Written exercise: In the material below, find each line holding the string "shield" and copy it.

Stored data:
§ §

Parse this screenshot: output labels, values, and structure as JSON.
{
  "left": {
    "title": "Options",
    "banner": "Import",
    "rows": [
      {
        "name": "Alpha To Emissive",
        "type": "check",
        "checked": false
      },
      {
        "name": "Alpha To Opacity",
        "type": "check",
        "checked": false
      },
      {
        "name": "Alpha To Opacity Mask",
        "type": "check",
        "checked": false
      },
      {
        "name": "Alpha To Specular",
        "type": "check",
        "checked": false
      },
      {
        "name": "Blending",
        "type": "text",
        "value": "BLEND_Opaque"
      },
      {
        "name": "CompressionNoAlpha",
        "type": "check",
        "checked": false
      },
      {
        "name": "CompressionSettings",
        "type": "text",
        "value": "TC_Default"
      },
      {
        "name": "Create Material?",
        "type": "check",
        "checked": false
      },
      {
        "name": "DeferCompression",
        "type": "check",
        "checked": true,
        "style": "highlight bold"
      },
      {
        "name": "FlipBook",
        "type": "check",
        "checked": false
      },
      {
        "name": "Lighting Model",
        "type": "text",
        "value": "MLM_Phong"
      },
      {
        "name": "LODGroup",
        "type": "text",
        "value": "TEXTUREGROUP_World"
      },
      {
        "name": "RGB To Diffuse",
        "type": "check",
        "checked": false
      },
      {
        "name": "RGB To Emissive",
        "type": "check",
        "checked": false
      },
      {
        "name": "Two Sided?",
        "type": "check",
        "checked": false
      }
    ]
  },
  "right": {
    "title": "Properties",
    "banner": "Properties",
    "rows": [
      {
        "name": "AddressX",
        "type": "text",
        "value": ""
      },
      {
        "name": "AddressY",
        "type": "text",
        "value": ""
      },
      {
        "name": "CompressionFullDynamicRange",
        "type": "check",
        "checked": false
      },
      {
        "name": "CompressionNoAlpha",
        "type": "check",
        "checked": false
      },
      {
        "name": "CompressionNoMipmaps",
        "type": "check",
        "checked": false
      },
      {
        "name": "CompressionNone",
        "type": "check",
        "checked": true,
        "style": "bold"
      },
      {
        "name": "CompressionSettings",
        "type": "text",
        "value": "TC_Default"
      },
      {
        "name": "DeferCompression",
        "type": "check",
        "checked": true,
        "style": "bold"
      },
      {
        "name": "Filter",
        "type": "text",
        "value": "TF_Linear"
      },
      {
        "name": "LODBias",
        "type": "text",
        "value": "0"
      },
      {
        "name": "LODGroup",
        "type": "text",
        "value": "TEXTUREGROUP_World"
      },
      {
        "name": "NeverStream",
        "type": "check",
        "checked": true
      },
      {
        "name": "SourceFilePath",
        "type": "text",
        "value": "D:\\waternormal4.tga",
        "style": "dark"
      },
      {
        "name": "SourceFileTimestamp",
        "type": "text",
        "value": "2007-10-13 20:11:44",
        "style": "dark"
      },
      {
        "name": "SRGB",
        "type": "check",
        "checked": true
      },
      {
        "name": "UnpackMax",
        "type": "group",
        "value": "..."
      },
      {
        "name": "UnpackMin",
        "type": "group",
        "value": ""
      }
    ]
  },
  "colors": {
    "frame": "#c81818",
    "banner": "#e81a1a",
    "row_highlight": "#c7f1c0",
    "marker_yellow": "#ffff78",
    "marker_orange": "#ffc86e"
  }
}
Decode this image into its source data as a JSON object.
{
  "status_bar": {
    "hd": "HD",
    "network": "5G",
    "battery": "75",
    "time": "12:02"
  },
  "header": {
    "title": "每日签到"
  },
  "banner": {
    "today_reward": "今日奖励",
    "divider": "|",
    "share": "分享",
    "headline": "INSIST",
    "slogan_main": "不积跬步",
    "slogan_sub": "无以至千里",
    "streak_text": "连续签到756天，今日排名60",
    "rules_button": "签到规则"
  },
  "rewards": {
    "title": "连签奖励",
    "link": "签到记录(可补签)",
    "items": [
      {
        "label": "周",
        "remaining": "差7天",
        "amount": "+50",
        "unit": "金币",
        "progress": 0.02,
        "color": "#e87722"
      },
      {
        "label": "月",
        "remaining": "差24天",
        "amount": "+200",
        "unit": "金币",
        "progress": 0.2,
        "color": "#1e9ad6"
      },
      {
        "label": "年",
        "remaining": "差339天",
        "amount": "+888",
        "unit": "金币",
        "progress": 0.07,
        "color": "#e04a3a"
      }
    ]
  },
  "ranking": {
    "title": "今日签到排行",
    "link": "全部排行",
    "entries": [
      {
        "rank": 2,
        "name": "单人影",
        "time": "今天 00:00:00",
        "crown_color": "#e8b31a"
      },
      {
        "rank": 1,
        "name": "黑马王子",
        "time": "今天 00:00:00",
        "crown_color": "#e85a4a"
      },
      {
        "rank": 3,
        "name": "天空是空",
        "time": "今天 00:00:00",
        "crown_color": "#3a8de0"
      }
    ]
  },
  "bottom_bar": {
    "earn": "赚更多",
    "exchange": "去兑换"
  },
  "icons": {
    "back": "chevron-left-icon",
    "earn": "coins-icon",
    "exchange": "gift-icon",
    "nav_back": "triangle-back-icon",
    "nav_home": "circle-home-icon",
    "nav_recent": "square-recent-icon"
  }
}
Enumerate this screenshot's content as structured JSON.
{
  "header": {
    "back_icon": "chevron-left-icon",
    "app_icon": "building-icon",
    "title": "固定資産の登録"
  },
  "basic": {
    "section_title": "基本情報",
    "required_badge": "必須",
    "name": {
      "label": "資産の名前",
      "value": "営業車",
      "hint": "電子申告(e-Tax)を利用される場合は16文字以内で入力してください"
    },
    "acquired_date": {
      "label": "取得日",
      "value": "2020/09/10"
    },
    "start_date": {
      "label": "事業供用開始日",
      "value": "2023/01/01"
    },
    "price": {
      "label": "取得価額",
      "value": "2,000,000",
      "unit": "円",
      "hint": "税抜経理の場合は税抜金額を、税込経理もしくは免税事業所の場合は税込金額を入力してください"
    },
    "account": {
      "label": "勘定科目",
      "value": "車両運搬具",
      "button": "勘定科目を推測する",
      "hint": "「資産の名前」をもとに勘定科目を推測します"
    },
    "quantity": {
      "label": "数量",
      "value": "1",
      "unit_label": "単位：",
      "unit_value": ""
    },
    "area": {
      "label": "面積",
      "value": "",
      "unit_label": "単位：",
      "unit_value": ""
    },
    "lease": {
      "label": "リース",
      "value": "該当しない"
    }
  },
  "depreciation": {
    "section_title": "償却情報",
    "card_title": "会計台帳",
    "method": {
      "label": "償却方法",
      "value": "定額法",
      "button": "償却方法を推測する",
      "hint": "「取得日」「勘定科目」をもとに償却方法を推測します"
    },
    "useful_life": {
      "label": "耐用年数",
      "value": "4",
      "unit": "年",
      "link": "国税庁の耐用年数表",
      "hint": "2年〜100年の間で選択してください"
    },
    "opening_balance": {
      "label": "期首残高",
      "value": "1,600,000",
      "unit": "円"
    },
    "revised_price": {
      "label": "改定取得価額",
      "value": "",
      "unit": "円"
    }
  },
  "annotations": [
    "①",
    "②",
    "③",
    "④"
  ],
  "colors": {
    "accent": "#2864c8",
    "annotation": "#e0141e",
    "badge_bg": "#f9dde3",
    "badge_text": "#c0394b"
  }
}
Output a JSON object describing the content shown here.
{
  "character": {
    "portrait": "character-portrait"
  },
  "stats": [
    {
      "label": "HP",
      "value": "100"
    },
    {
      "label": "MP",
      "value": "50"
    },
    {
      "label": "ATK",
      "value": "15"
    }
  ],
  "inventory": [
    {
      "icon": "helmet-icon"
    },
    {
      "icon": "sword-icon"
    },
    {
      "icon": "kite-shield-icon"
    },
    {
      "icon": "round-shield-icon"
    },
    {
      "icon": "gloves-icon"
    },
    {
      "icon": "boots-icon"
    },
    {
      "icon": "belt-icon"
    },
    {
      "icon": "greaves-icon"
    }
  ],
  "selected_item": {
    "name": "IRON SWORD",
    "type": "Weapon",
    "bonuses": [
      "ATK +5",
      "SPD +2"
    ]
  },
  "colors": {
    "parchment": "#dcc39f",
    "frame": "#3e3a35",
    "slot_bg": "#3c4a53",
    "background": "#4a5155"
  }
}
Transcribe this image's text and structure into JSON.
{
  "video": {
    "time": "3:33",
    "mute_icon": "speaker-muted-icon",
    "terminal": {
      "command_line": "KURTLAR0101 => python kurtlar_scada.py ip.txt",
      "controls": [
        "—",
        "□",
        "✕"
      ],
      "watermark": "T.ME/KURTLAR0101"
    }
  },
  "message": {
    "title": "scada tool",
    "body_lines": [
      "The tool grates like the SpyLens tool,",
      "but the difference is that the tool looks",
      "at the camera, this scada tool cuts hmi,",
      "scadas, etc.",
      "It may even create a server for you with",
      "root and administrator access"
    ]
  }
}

§ §

Full response:
      "icon": "kite-shield-icon"
      "icon": "round-shield-icon"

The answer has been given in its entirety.